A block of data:
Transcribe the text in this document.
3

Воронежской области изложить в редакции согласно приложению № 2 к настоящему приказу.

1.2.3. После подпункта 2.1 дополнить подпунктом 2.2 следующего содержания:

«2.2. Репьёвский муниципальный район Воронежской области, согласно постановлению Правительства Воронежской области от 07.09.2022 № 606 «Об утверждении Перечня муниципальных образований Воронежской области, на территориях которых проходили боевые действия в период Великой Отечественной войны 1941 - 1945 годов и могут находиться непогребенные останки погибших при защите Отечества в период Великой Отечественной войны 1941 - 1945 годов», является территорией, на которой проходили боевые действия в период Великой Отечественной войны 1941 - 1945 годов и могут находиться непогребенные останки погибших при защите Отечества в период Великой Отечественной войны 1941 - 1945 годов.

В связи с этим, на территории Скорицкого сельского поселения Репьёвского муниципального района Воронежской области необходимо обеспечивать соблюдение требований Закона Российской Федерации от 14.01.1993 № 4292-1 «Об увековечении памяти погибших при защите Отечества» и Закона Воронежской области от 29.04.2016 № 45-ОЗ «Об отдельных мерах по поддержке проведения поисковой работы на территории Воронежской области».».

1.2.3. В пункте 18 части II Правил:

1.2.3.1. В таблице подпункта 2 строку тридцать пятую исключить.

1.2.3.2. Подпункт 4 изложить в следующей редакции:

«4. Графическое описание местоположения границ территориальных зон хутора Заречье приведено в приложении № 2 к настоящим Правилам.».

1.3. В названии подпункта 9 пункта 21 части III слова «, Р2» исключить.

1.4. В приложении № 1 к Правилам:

• [THE EXERCISE]: Repeat all the entries exactly as given.

• [TASK SOLUTION]:
Transcribe the text in this document.
3

Воронежской области изложить в редакции согласно приложению № 2 к настоящему приказу.

1.2.3. После подпункта 2.1 дополнить подпунктом 2.2 следующего содержания:

«2.2. Репьёвский муниципальный район Воронежской области, согласно постановлению Правительства Воронежской области от 07.09.2022 № 606 «Об утверждении Перечня муниципальных образований Воронежской области, на территориях которых проходили боевые действия в период Великой Отечественной войны 1941 - 1945 годов и могут находиться непогребенные останки погибших при защите Отечества в период Великой Отечественной войны 1941 - 1945 годов», является территорией, на которой проходили боевые действия в период Великой Отечественной войны 1941 - 1945 годов и могут находиться непогребенные останки погибших при защите Отечества в период Великой Отечественной войны 1941 - 1945 годов.

В связи с этим, на территории Скорицкого сельского поселения Репьёвского муниципального района Воронежской области необходимо обеспечивать соблюдение требований Закона Российской Федерации от 14.01.1993 № 4292-1 «Об увековечении памяти погибших при защите Отечества» и Закона Воронежской области от 29.04.2016 № 45-ОЗ «Об отдельных мерах по поддержке проведения поисковой работы на территории Воронежской области».».

1.2.3. В пункте 18 части II Правил:

1.2.3.1. В таблице подпункта 2 строку тридцать пятую исключить.

1.2.3.2. Подпункт 4 изложить в следующей редакции:

«4. Графическое описание местоположения границ территориальных зон хутора Заречье приведено в приложении № 2 к настоящим Правилам.».

1.3. В названии подпункта 9 пункта 21 части III слова «, Р2» исключить.

1.4. В приложении № 1 к Правилам:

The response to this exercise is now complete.